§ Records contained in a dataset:
══════════
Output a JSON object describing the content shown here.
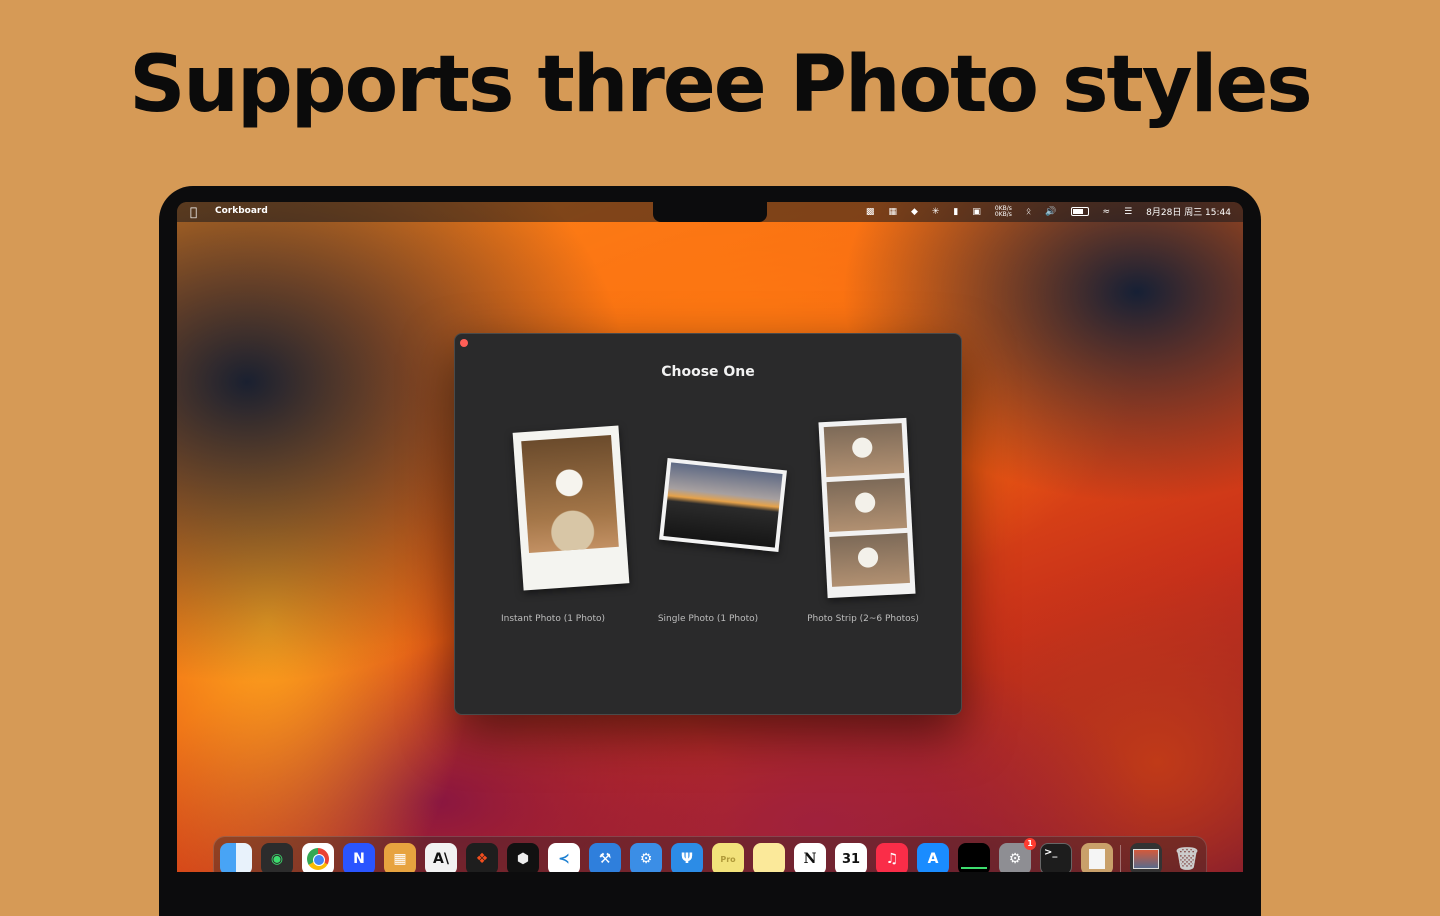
{
  "headline": "Supports three Photo styles",
  "menubar": {
    "app_name": "Corkboard",
    "net_up": "0KB/s",
    "net_down": "0KB/s",
    "clock": "8月28日 周三 15:44"
  },
  "dialog": {
    "title": "Choose One",
    "options": [
      {
        "label": "Instant Photo (1 Photo)"
      },
      {
        "label": "Single Photo (1 Photo)"
      },
      {
        "label": "Photo Strip (2~6 Photos)"
      }
    ]
  },
  "dock": {
    "calendar_day": "31",
    "settings_badge": "1",
    "terminal_prompt": ">_",
    "apps": [
      "Finder",
      "WeChat",
      "Chrome",
      "Noteship",
      "Messages",
      "Anthropic",
      "Figma",
      "Cube",
      "VS Code",
      "Xcode",
      "Simulator",
      "Fork",
      "Stickies Pro",
      "Stickies",
      "Notion",
      "Calendar",
      "Music",
      "App Store",
      "Activity Monitor",
      "System Settings",
      "Terminal",
      "Preview",
      "Screenshot",
      "Trash"
    ]
  }
}
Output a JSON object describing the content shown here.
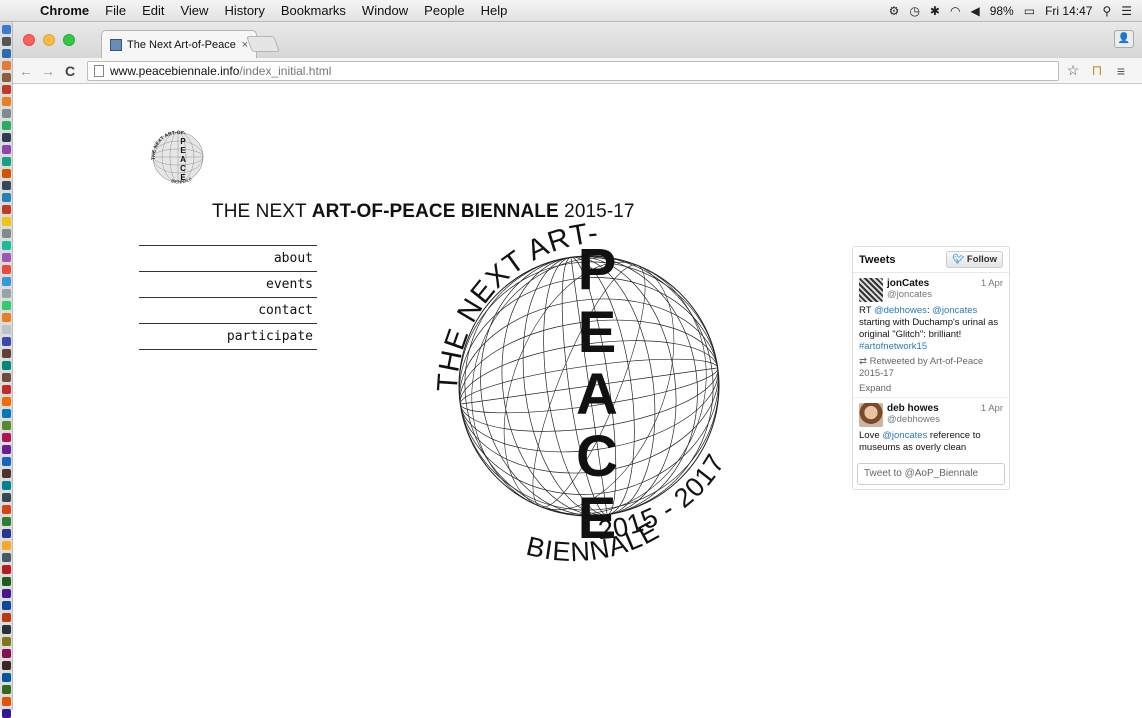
{
  "menubar": {
    "app_name": "Chrome",
    "items": [
      "File",
      "Edit",
      "View",
      "History",
      "Bookmarks",
      "Window",
      "People",
      "Help"
    ],
    "battery": "98%",
    "clock": "Fri 14:47"
  },
  "browser": {
    "tab_title": "The Next Art-of-Peace Bie",
    "tab_close": "×",
    "url_host": "www.peacebiennale.info",
    "url_path": "/index_initial.html"
  },
  "site": {
    "title_prefix": "THE NEXT ",
    "title_bold": "ART-OF-PEACE BIENNALE",
    "title_suffix": " 2015-17",
    "nav": [
      {
        "label": "about"
      },
      {
        "label": "events"
      },
      {
        "label": "contact"
      },
      {
        "label": "participate"
      }
    ]
  },
  "emblem": {
    "arc_text": "THE NEXT ART-OF-",
    "vertical_letters": [
      "P",
      "E",
      "A",
      "C",
      "E"
    ],
    "arc_years": "2015 - 2017",
    "arc_bottom": "BIENNALE"
  },
  "twitter": {
    "heading": "Tweets",
    "follow_label": "Follow",
    "tweets": [
      {
        "name": "jonCates",
        "handle": "@joncates",
        "date": "1 Apr",
        "text_prefix": "RT ",
        "mention1": "@debhowes",
        "sep": ": ",
        "mention2": "@joncates",
        "text_body": " starting with Duchamp's urinal as original \"Glitch\": brilliant! ",
        "hashtag": "#artofnetwork15",
        "retweeted": "Retweeted by Art-of-Peace 2015-17",
        "expand": "Expand"
      },
      {
        "name": "deb howes",
        "handle": "@debhowes",
        "date": "1 Apr",
        "text_prefix": "Love ",
        "mention1": "@joncates",
        "text_body": " reference to museums as overly clean"
      }
    ],
    "compose_placeholder": "Tweet to @AoP_Biennale"
  }
}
══════════
§ GIVEN PROBLEM: Go over the data above and copy every line that has the word "debhowes" in it.

§ REPLY TO THE TASK:
        "mention1": "@debhowes",
        "handle": "@debhowes",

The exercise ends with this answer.